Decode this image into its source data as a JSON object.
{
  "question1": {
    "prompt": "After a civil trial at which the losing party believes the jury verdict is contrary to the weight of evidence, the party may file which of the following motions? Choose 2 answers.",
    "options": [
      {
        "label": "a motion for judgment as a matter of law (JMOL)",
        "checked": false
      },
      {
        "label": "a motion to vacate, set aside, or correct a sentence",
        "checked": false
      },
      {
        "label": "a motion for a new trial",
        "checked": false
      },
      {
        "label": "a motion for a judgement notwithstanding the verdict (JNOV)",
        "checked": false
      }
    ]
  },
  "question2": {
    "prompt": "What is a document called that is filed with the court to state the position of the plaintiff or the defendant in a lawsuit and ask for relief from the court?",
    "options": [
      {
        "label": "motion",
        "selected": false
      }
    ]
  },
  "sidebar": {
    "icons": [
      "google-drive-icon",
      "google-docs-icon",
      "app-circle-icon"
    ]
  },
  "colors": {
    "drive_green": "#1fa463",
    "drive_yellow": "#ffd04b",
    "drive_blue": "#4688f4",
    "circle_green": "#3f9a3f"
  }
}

**To be done**
Your task is to repeat every line exactly.

**Solution for this problem**
Decode this image into its source data as a JSON object.
{
  "question1": {
    "prompt": "After a civil trial at which the losing party believes the jury verdict is contrary to the weight of evidence, the party may file which of the following motions? Choose 2 answers.",
    "options": [
      {
        "label": "a motion for judgment as a matter of law (JMOL)",
        "checked": false
      },
      {
        "label": "a motion to vacate, set aside, or correct a sentence",
        "checked": false
      },
      {
        "label": "a motion for a new trial",
        "checked": false
      },
      {
        "label": "a motion for a judgement notwithstanding the verdict (JNOV)",
        "checked": false
      }
    ]
  },
  "question2": {
    "prompt": "What is a document called that is filed with the court to state the position of the plaintiff or the defendant in a lawsuit and ask for relief from the court?",
    "options": [
      {
        "label": "motion",
        "selected": false
      }
    ]
  },
  "sidebar": {
    "icons": [
      "google-drive-icon",
      "google-docs-icon",
      "app-circle-icon"
    ]
  },
  "colors": {
    "drive_green": "#1fa463",
    "drive_yellow": "#ffd04b",
    "drive_blue": "#4688f4",
    "circle_green": "#3f9a3f"
  }
}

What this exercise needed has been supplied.